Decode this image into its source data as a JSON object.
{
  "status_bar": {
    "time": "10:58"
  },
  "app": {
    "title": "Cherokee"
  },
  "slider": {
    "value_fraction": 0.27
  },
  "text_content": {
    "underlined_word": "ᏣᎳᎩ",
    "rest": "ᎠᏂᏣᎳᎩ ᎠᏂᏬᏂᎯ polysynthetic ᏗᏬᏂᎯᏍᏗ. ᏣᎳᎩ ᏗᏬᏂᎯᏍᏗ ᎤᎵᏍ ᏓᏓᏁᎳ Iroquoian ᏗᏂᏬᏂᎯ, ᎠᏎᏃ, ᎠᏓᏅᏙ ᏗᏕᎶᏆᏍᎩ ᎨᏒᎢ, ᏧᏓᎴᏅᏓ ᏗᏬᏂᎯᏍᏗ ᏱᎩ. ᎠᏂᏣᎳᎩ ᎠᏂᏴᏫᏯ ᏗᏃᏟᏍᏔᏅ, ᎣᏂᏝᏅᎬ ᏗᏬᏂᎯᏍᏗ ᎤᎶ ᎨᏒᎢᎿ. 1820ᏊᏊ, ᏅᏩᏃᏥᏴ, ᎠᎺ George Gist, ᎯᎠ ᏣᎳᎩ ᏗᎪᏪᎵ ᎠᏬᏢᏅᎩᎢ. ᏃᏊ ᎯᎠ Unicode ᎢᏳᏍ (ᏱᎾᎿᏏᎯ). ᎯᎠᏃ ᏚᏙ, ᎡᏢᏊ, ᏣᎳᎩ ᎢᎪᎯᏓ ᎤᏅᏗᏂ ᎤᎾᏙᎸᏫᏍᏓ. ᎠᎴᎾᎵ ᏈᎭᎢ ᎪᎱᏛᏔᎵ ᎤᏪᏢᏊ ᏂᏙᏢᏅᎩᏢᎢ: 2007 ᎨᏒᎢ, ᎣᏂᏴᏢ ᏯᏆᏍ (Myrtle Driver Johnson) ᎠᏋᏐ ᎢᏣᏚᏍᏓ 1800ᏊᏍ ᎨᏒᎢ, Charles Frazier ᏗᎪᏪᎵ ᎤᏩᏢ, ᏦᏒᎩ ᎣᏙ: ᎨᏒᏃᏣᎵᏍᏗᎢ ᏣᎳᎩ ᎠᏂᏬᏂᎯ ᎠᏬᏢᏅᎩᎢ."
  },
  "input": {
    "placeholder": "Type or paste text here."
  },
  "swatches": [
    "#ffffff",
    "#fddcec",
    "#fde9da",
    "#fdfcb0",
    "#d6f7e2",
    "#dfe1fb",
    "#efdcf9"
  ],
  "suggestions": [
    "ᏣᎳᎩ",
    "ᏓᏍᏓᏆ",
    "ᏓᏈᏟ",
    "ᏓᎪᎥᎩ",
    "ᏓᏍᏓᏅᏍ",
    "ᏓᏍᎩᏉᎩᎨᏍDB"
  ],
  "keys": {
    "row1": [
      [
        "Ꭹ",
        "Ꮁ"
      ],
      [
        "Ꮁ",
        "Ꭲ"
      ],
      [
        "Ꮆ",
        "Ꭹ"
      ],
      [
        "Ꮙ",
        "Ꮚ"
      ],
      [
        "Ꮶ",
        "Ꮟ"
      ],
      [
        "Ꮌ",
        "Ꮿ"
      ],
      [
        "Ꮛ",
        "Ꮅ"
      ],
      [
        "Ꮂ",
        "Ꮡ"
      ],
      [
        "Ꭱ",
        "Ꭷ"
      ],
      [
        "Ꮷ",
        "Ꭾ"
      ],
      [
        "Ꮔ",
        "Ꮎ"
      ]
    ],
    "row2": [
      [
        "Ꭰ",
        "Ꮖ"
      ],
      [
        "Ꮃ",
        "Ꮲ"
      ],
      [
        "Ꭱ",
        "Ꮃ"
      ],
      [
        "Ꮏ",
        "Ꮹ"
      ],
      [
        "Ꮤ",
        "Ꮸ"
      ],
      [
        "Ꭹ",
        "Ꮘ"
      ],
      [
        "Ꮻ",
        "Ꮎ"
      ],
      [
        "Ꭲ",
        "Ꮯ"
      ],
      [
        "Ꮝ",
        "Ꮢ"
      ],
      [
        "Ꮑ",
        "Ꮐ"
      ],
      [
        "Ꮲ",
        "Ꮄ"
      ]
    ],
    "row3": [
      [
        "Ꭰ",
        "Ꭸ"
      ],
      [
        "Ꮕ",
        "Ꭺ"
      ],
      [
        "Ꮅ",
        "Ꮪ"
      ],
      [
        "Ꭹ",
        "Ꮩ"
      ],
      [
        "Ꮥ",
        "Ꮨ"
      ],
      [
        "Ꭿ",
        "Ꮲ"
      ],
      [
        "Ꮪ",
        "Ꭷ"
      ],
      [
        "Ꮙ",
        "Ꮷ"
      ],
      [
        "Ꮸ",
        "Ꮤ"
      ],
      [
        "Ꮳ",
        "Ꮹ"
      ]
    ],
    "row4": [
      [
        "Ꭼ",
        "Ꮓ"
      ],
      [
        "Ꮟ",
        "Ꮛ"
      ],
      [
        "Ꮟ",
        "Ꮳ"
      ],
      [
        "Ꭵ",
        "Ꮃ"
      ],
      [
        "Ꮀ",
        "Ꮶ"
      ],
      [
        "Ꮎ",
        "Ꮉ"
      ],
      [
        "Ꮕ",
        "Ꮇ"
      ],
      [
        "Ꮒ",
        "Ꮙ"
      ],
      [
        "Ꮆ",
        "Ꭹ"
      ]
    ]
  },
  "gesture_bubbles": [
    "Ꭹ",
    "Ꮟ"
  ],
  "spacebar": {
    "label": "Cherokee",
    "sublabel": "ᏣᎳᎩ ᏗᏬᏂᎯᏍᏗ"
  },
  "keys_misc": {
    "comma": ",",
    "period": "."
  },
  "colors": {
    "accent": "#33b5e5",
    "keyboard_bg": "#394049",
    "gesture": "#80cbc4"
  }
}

#### Task instructions
Show every line in the entries where the string "ᏗᏬᏂᎯᏍᏗ" occurs.

#### Solution to this exercise
    "rest": "ᎠᏂᏣᎳᎩ ᎠᏂᏬᏂᎯ polysynthetic ᏗᏬᏂᎯᏍᏗ. ᏣᎳᎩ ᏗᏬᏂᎯᏍᏗ ᎤᎵᏍ ᏓᏓᏁᎳ Iroquoian ᏗᏂᏬᏂᎯ, ᎠᏎᏃ, ᎠᏓᏅᏙ ᏗᏕᎶᏆᏍᎩ ᎨᏒᎢ, ᏧᏓᎴᏅᏓ ᏗᏬᏂᎯᏍᏗ ᏱᎩ. ᎠᏂᏣᎳᎩ ᎠᏂᏴᏫᏯ ᏗᏃᏟᏍᏔᏅ, ᎣᏂᏝᏅᎬ ᏗᏬᏂᎯᏍᏗ ᎤᎶ ᎨᏒᎢᎿ. 1820ᏊᏊ, ᏅᏩᏃᏥᏴ, ᎠᎺ George Gist, ᎯᎠ ᏣᎳᎩ ᏗᎪᏪᎵ ᎠᏬᏢᏅᎩᎢ. ᏃᏊ ᎯᎠ Unicode ᎢᏳᏍ (ᏱᎾᎿᏏᎯ). ᎯᎠᏃ ᏚᏙ, ᎡᏢᏊ, ᏣᎳᎩ ᎢᎪᎯᏓ ᎤᏅᏗᏂ ᎤᎾᏙᎸᏫᏍᏓ. ᎠᎴᎾᎵ ᏈᎭᎢ ᎪᎱᏛᏔᎵ ᎤᏪᏢᏊ ᏂᏙᏢᏅᎩᏢᎢ: 2007 ᎨᏒᎢ, ᎣᏂᏴᏢ ᏯᏆᏍ (Myrtle Driver Johnson) ᎠᏋᏐ ᎢᏣᏚᏍᏓ 1800ᏊᏍ ᎨᏒᎢ, Charles Frazier ᏗᎪᏪᎵ ᎤᏩᏢ, ᏦᏒᎩ ᎣᏙ: ᎨᏒᏃᏣᎵᏍᏗᎢ ᏣᎳᎩ ᎠᏂᏬᏂᎯ ᎠᏬᏢᏅᎩᎢ."
    "sublabel": "ᏣᎳᎩ ᏗᏬᏂᎯᏍᏗ"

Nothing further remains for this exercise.